(Saved entries)
= = = =

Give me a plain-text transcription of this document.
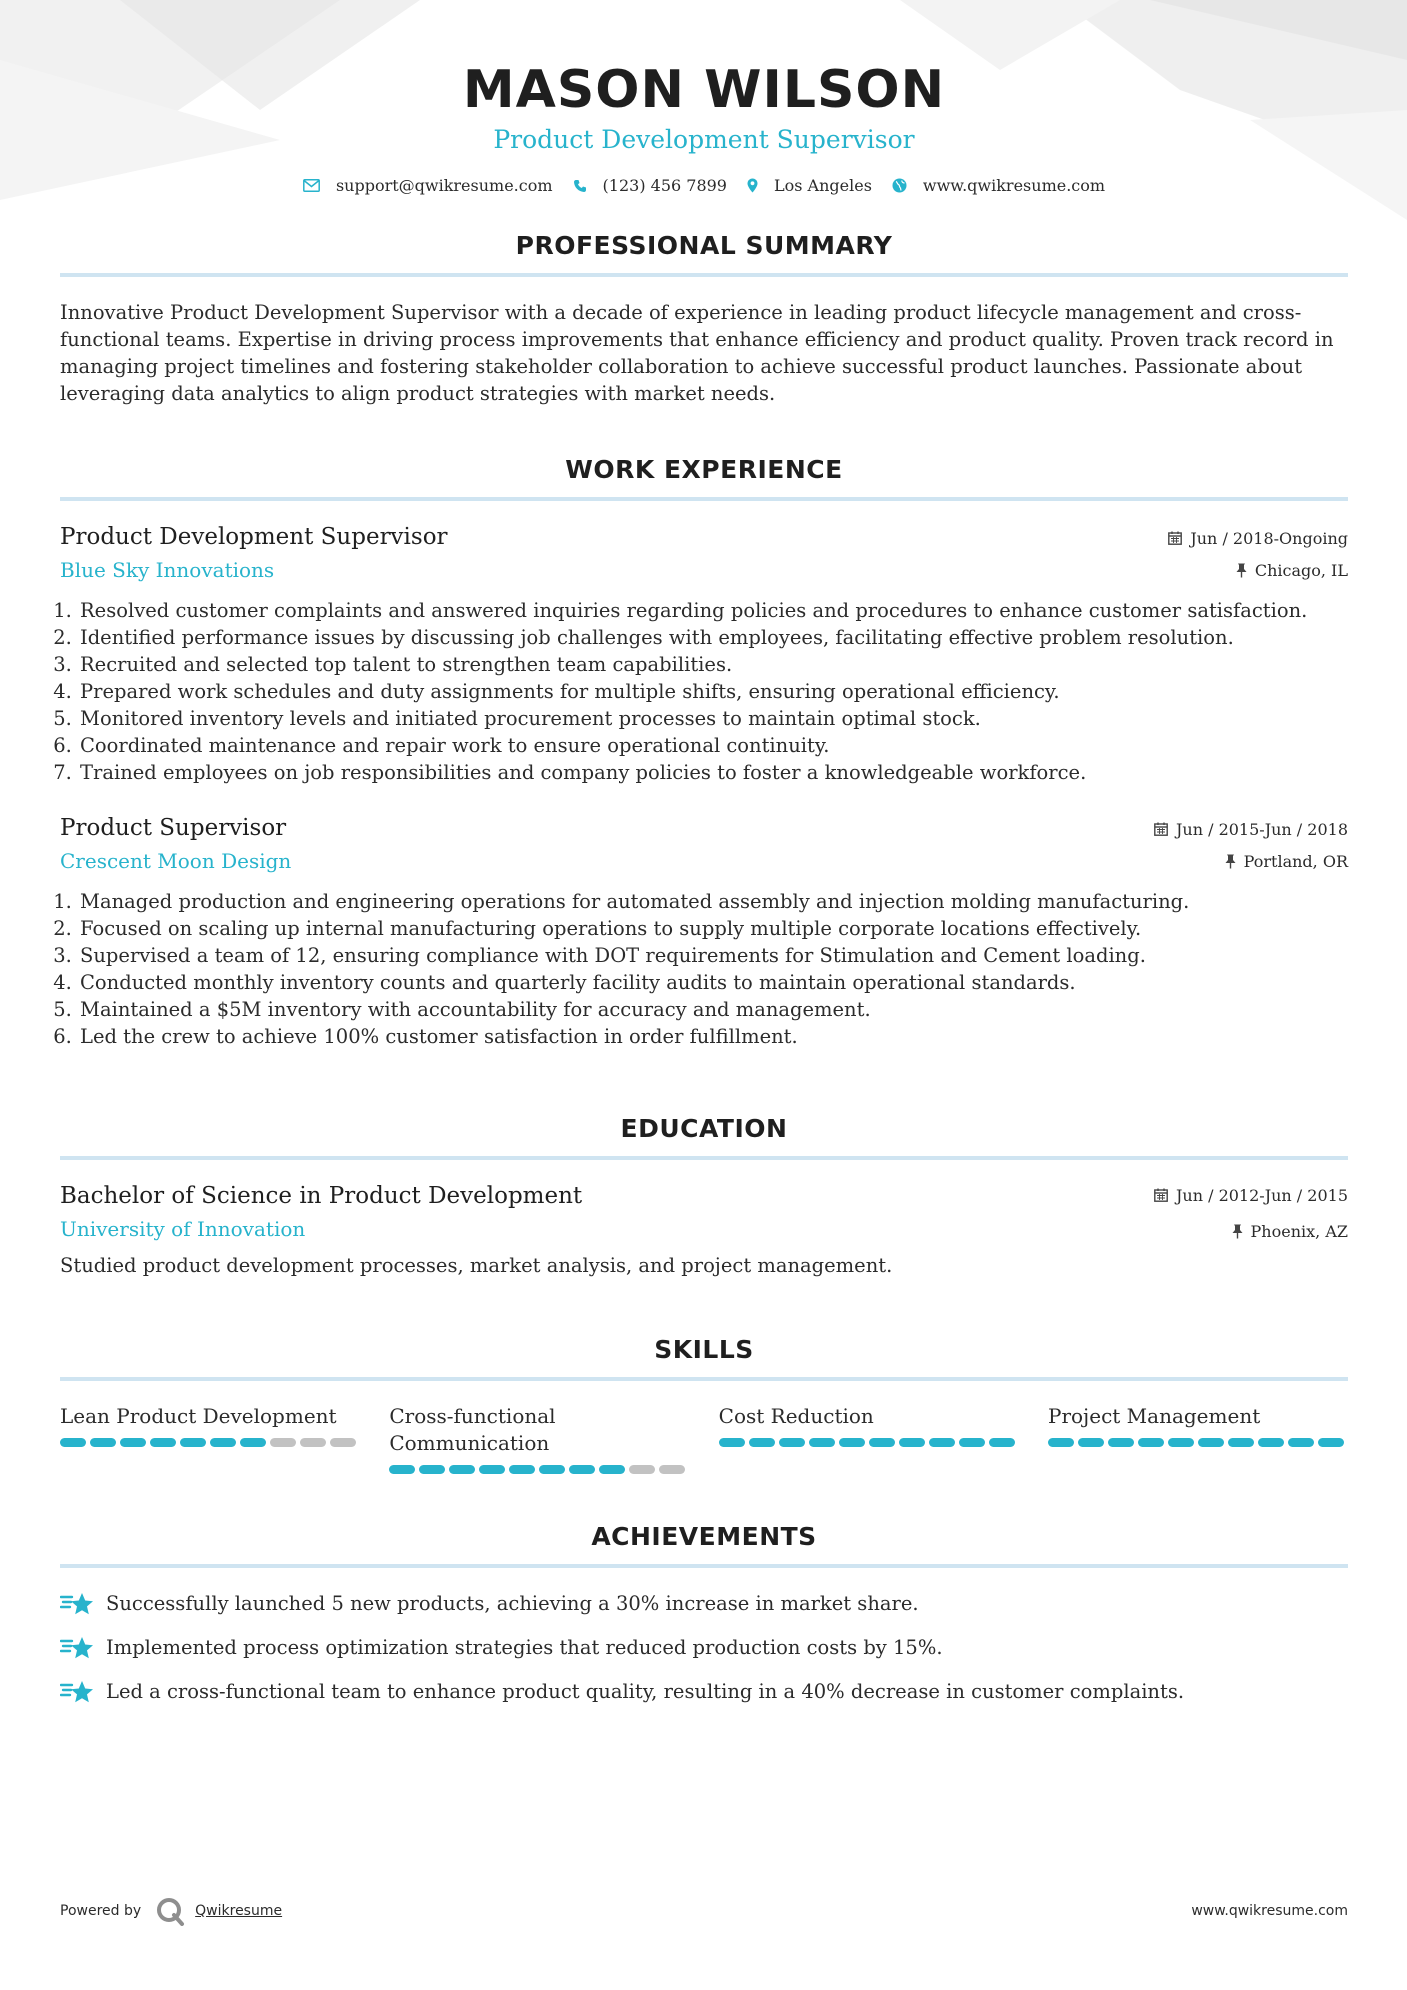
MASON WILSON
Product Development Supervisor
support@qwikresume.com	(123) 456 7899	Los Angeles	www.qwikresume.com
PROFESSIONAL SUMMARY
Innovative Product Development Supervisor with a decade of experience in leading product lifecycle management and cross-functional teams. Expertise in driving process improvements that enhance efficiency and product quality. Proven track record in managing project timelines and fostering stakeholder collaboration to achieve successful product launches. Passionate about leveraging data analytics to align product strategies with market needs.
WORK EXPERIENCE
Product Development Supervisor
Blue Sky Innovations
Jun / 2018-Ongoing
Chicago, IL
1. Resolved customer complaints and answered inquiries regarding policies and procedures to enhance customer satisfaction.
2. Identified performance issues by discussing job challenges with employees, facilitating effective problem resolution.
3. Recruited and selected top talent to strengthen team capabilities.
4. Prepared work schedules and duty assignments for multiple shifts, ensuring operational efficiency.
5. Monitored inventory levels and initiated procurement processes to maintain optimal stock.
6. Coordinated maintenance and repair work to ensure operational continuity.
7. Trained employees on job responsibilities and company policies to foster a knowledgeable workforce.
Product Supervisor
Crescent Moon Design
Jun / 2015-Jun / 2018
Portland, OR
1. Managed production and engineering operations for automated assembly and injection molding manufacturing.
2. Focused on scaling up internal manufacturing operations to supply multiple corporate locations effectively.
3. Supervised a team of 12, ensuring compliance with DOT requirements for Stimulation and Cement loading.
4. Conducted monthly inventory counts and quarterly facility audits to maintain operational standards.
5. Maintained a $5M inventory with accountability for accuracy and management.
6. Led the crew to achieve 100% customer satisfaction in order fulfillment.
EDUCATION
Bachelor of Science in Product Development
University of Innovation
Jun / 2012-Jun / 2015
Phoenix, AZ
Studied product development processes, market analysis, and project management.
SKILLS
Lean Product Development	Cross-functional Communication
Cost Reduction	Project Management
ACHIEVEMENTS
Successfully launched 5 new products, achieving a 30% increase in market share.
Implemented process optimization strategies that reduced production costs by 15%.
Led a cross-functional team to enhance product quality, resulting in a 40% decrease in customer complaints.
Powered by	Qwikresume	www.qwikresume.com
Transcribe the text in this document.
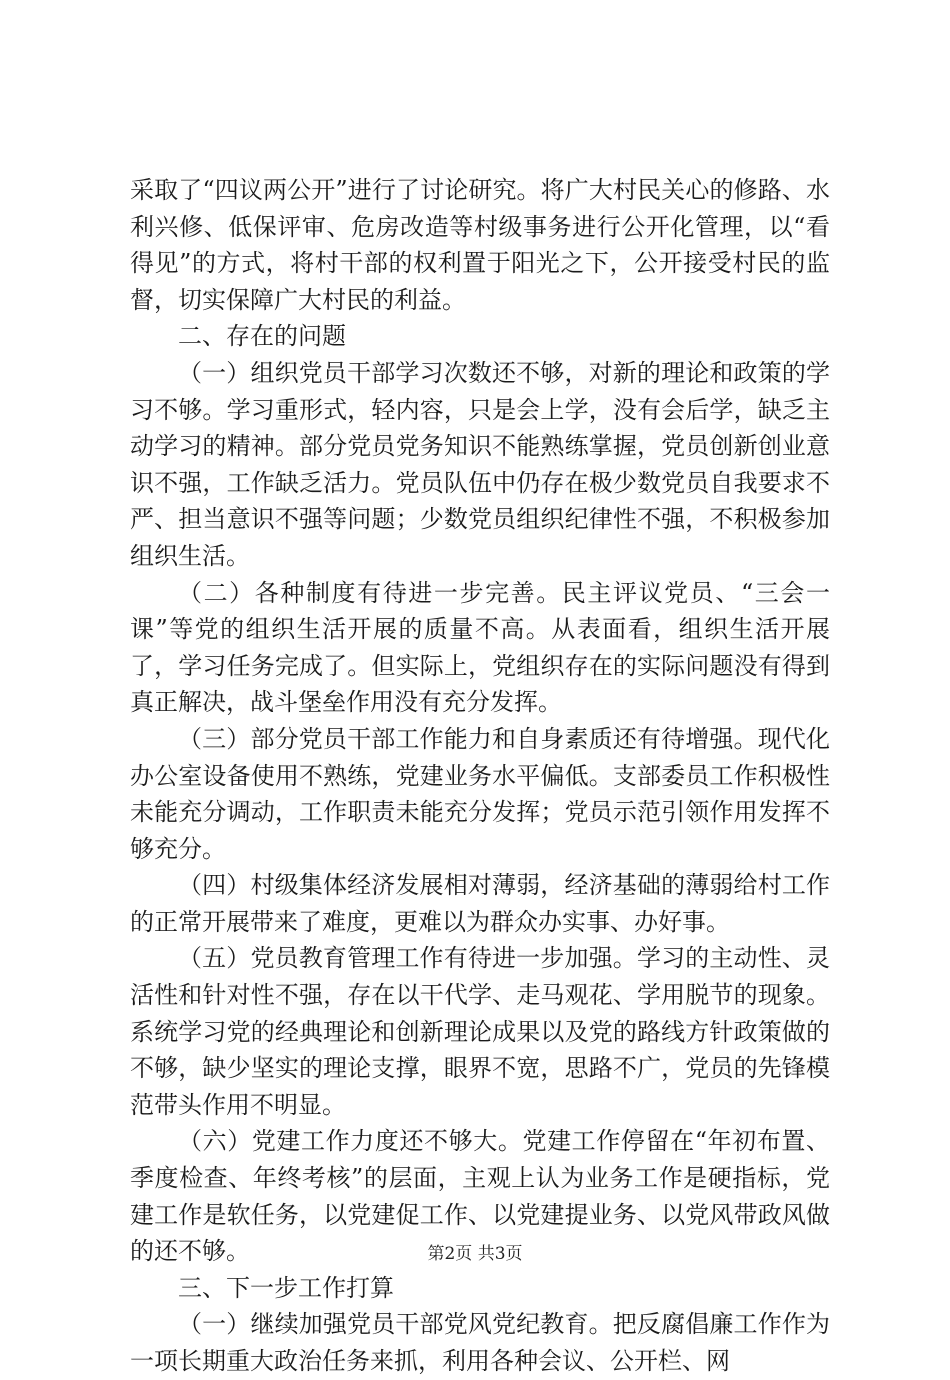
采取了“四议两公开”进行了讨论研究。将广大村民关心的修路、水利兴修、低保评审、危房改造等村级事务进行公开化管理，以“看得见”的方式，将村干部的权利置于阳光之下，公开接受村民的监督，切实保障广大村民的利益。

二、存在的问题

（一）组织党员干部学习次数还不够，对新的理论和政策的学习不够。学习重形式，轻内容，只是会上学，没有会后学，缺乏主动学习的精神。部分党员党务知识不能熟练掌握，党员创新创业意识不强，工作缺乏活力。党员队伍中仍存在极少数党员自我要求不严、担当意识不强等问题；少数党员组织纪律性不强，不积极参加组织生活。

（二）各种制度有待进一步完善。民主评议党员、“三会一课”等党的组织生活开展的质量不高。从表面看，组织生活开展了，学习任务完成了。但实际上，党组织存在的实际问题没有得到真正解决，战斗堡垒作用没有充分发挥。

（三）部分党员干部工作能力和自身素质还有待增强。现代化办公室设备使用不熟练，党建业务水平偏低。支部委员工作积极性未能充分调动，工作职责未能充分发挥；党员示范引领作用发挥不够充分。

（四）村级集体经济发展相对薄弱，经济基础的薄弱给村工作的正常开展带来了难度，更难以为群众办实事、办好事。

（五）党员教育管理工作有待进一步加强。学习的主动性、灵活性和针对性不强，存在以干代学、走马观花、学用脱节的现象。系统学习党的经典理论和创新理论成果以及党的路线方针政策做的不够，缺少坚实的理论支撑，眼界不宽，思路不广，党员的先锋模范带头作用不明显。

（六）党建工作力度还不够大。党建工作停留在“年初布置、季度检查、年终考核”的层面，主观上认为业务工作是硬指标，党建工作是软任务，以党建促工作、以党建提业务、以党风带政风做的还不够。

三、下一步工作打算

（一）继续加强党员干部党风党纪教育。把反腐倡廉工作作为一项长期重大政治任务来抓，利用各种会议、公开栏、网

第2页 共3页
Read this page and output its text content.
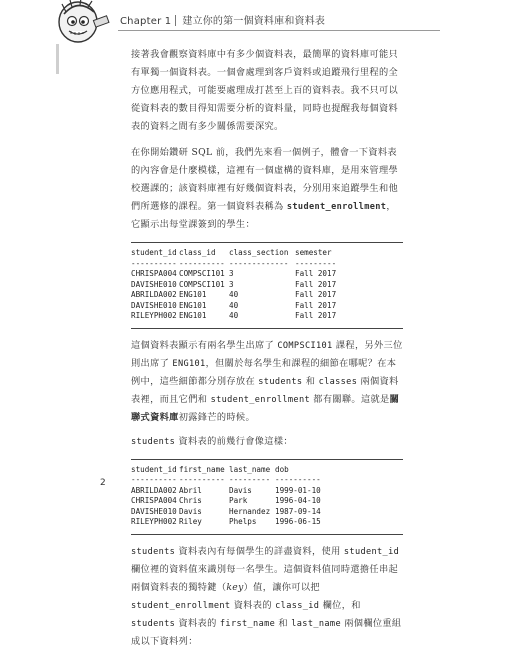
Chapter 1 建立你的第一個資料庫和資料表

接著我會觀察資料庫中有多少個資料表，最簡單的資料庫可能只有單獨一個資料表。一個會處理到客戶資料或追蹤飛行里程的全方位應用程式，可能要處理成打甚至上百的資料表。我不只可以從資料表的數目得知需要分析的資料量，同時也提醒我每個資料表的資料之間有多少關係需要深究。

在你開始鑽研 SQL 前，我們先來看一個例子，體會一下資料表的內容會是什麼模樣，這裡有一個虛構的資料庫，是用來管理學校選課的；該資料庫裡有好幾個資料表，分別用來追蹤學生和他們所選修的課程。第一個資料表稱為 student_enrollment，它顯示出每堂課簽到的學生：

student_id class_id	class_section semester
---------- ---------- ------------- ---------
CHRISPA004 COMPSCI101 3	Fall 2017
DAVISHE010 COMPSCI101 3	Fall 2017
ABRILDA002 ENG101	40	Fall 2017
DAVISHE010 ENG101	40	Fall 2017
RILEYPH002 ENG101	40	Fall 2017

這個資料表顯示有兩名學生出席了 COMPSCI101 課程，另外三位則出席了 ENG101，但關於每名學生和課程的細節在哪呢？在本例中，這些細節都分別存放在 students 和 classes 兩個資料表裡，而且它們和 student_enrollment 都有關聯。這就是關聯式資料庫初露鋒芒的時候。

students 資料表的前幾行會像這樣：

student_id first_name last_name dob
---------- ---------- --------- ----------
ABRILDA002 Abril	Davis	1999-01-10
CHRISPA004 Chris	Park	1996-04-10
DAVISHE010 Davis	Hernandez 1987-09-14
RILEYPH002 Riley	Phelps	1996-06-15

students 資料表內有每個學生的詳盡資料，使用 student_id 欄位裡的資料值來識別每一名學生。這個資料值同時還擔任串起兩個資料表的獨特鍵（key）值，讓你可以把 student_enrollment 資料表的 class_id 欄位，和 students 資料表的 first_name 和 last_name 兩個欄位重組成以下資料列：

2
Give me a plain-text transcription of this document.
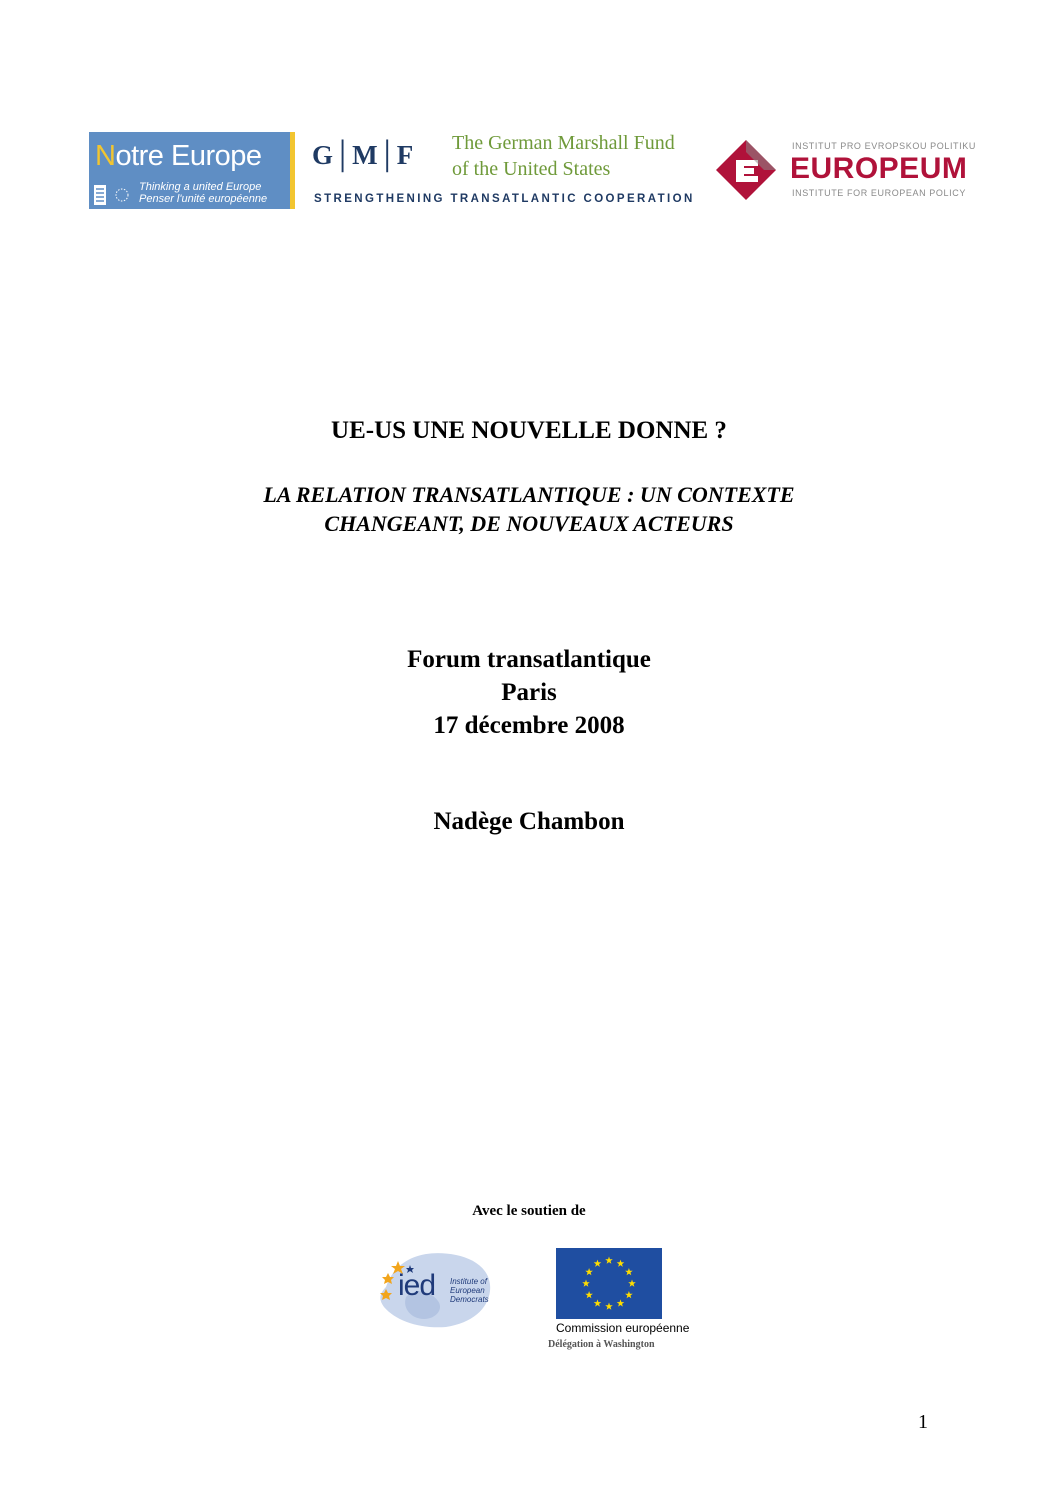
Notre Europe
Thinking a united Europe
Penser l'unité européenne
G│M│F The German Marshall Fund
of the United States
STRENGTHENING TRANSATLANTIC COOPERATION
INSTITUT PRO EVROPSKOU POLITIKU
EUROPEUM
INSTITUTE FOR EUROPEAN POLICY
UE-US UNE NOUVELLE DONNE ?
LA RELATION TRANSATLANTIQUE : UN CONTEXTE
CHANGEANT, DE NOUVEAUX ACTEURS
Forum transatlantique
Paris
17 décembre 2008
Nadège Chambon
Avec le soutien de
ied Institute of
European
Democrats
Commission européenne
Délégation à Washington
1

= = = =

_WORK TO COMPLETE_
Write the entries above out again exactly, but not the pictures.

_EXPECTED ANSWER_
Give me a plain-text transcription of this document.
MASON WILSON
Product Development Supervisor
support@qwikresume.com	(123) 456 7899	Los Angeles	www.qwikresume.com
PROFESSIONAL SUMMARY
Innovative Product Development Supervisor with a decade of experience in leading product lifecycle management and cross-functional teams. Expertise in driving process improvements that enhance efficiency and product quality. Proven track record in managing project timelines and fostering stakeholder collaboration to achieve successful product launches. Passionate about leveraging data analytics to align product strategies with market needs.
WORK EXPERIENCE
Product Development Supervisor
Blue Sky Innovations
Jun / 2018-Ongoing
Chicago, IL
1. Resolved customer complaints and answered inquiries regarding policies and procedures to enhance customer satisfaction.
2. Identified performance issues by discussing job challenges with employees, facilitating effective problem resolution.
3. Recruited and selected top talent to strengthen team capabilities.
4. Prepared work schedules and duty assignments for multiple shifts, ensuring operational efficiency.
5. Monitored inventory levels and initiated procurement processes to maintain optimal stock.
6. Coordinated maintenance and repair work to ensure operational continuity.
7. Trained employees on job responsibilities and company policies to foster a knowledgeable workforce.
Product Supervisor
Crescent Moon Design
Jun / 2015-Jun / 2018
Portland, OR
1. Managed production and engineering operations for automated assembly and injection molding manufacturing.
2. Focused on scaling up internal manufacturing operations to supply multiple corporate locations effectively.
3. Supervised a team of 12, ensuring compliance with DOT requirements for Stimulation and Cement loading.
4. Conducted monthly inventory counts and quarterly facility audits to maintain operational standards.
5. Maintained a $5M inventory with accountability for accuracy and management.
6. Led the crew to achieve 100% customer satisfaction in order fulfillment.
EDUCATION
Bachelor of Science in Product Development
University of Innovation
Jun / 2012-Jun / 2015
Phoenix, AZ
Studied product development processes, market analysis, and project management.
SKILLS
Lean Product Development	Cross-functional Communication
Cost Reduction	Project Management
ACHIEVEMENTS
Successfully launched 5 new products, achieving a 30% increase in market share.
Implemented process optimization strategies that reduced production costs by 15%.
Led a cross-functional team to enhance product quality, resulting in a 40% decrease in customer complaints.
Powered by	Qwikresume	www.qwikresume.com
Transcribe the text in this document.
采取了“四议两公开”进行了讨论研究。将广大村民关心的修路、水利兴修、低保评审、危房改造等村级事务进行公开化管理，以“看得见”的方式，将村干部的权利置于阳光之下，公开接受村民的监督，切实保障广大村民的利益。

二、存在的问题

（一）组织党员干部学习次数还不够，对新的理论和政策的学习不够。学习重形式，轻内容，只是会上学，没有会后学，缺乏主动学习的精神。部分党员党务知识不能熟练掌握，党员创新创业意识不强，工作缺乏活力。党员队伍中仍存在极少数党员自我要求不严、担当意识不强等问题；少数党员组织纪律性不强，不积极参加组织生活。

（二）各种制度有待进一步完善。民主评议党员、“三会一课”等党的组织生活开展的质量不高。从表面看，组织生活开展了，学习任务完成了。但实际上，党组织存在的实际问题没有得到真正解决，战斗堡垒作用没有充分发挥。

（三）部分党员干部工作能力和自身素质还有待增强。现代化办公室设备使用不熟练，党建业务水平偏低。支部委员工作积极性未能充分调动，工作职责未能充分发挥；党员示范引领作用发挥不够充分。

（四）村级集体经济发展相对薄弱，经济基础的薄弱给村工作的正常开展带来了难度，更难以为群众办实事、办好事。

（五）党员教育管理工作有待进一步加强。学习的主动性、灵活性和针对性不强，存在以干代学、走马观花、学用脱节的现象。系统学习党的经典理论和创新理论成果以及党的路线方针政策做的不够，缺少坚实的理论支撑，眼界不宽，思路不广，党员的先锋模范带头作用不明显。

（六）党建工作力度还不够大。党建工作停留在“年初布置、季度检查、年终考核”的层面，主观上认为业务工作是硬指标，党建工作是软任务，以党建促工作、以党建提业务、以党风带政风做的还不够。

三、下一步工作打算

（一）继续加强党员干部党风党纪教育。把反腐倡廉工作作为一项长期重大政治任务来抓，利用各种会议、公开栏、网

第2页 共3页
Read this page and output its text content.
Chapter 1 建立你的第一個資料庫和資料表

接著我會觀察資料庫中有多少個資料表，最簡單的資料庫可能只有單獨一個資料表。一個會處理到客戶資料或追蹤飛行里程的全方位應用程式，可能要處理成打甚至上百的資料表。我不只可以從資料表的數目得知需要分析的資料量，同時也提醒我每個資料表的資料之間有多少關係需要深究。

在你開始鑽研 SQL 前，我們先來看一個例子，體會一下資料表的內容會是什麼模樣，這裡有一個虛構的資料庫，是用來管理學校選課的；該資料庫裡有好幾個資料表，分別用來追蹤學生和他們所選修的課程。第一個資料表稱為 student_enrollment，它顯示出每堂課簽到的學生：

student_id class_id	class_section semester
---------- ---------- ------------- ---------
CHRISPA004 COMPSCI101 3	Fall 2017
DAVISHE010 COMPSCI101 3	Fall 2017
ABRILDA002 ENG101	40	Fall 2017
DAVISHE010 ENG101	40	Fall 2017
RILEYPH002 ENG101	40	Fall 2017

這個資料表顯示有兩名學生出席了 COMPSCI101 課程，另外三位則出席了 ENG101，但關於每名學生和課程的細節在哪呢？在本例中，這些細節都分別存放在 students 和 classes 兩個資料表裡，而且它們和 student_enrollment 都有關聯。這就是關聯式資料庫初露鋒芒的時候。

students 資料表的前幾行會像這樣：

student_id first_name last_name dob
---------- ---------- --------- ----------
ABRILDA002 Abril	Davis	1999-01-10
CHRISPA004 Chris	Park	1996-04-10
DAVISHE010 Davis	Hernandez 1987-09-14
RILEYPH002 Riley	Phelps	1996-06-15

students 資料表內有每個學生的詳盡資料，使用 student_id 欄位裡的資料值來識別每一名學生。這個資料值同時還擔任串起兩個資料表的獨特鍵（key）值，讓你可以把 student_enrollment 資料表的 class_id 欄位，和 students 資料表的 first_name 和 last_name 兩個欄位重組成以下資料列：

2
Give me a plain-text transcription of this document.
Notre Europe
Thinking a united Europe
Penser l'unité européenne
G│M│F The German Marshall Fund
of the United States
STRENGTHENING TRANSATLANTIC COOPERATION
INSTITUT PRO EVROPSKOU POLITIKU
EUROPEUM
INSTITUTE FOR EUROPEAN POLICY
UE-US UNE NOUVELLE DONNE ?
LA RELATION TRANSATLANTIQUE : UN CONTEXTE
CHANGEANT, DE NOUVEAUX ACTEURS
Forum transatlantique
Paris
17 décembre 2008
Nadège Chambon
Avec le soutien de
ied Institute of
European
Democrats
Commission européenne
Délégation à Washington
1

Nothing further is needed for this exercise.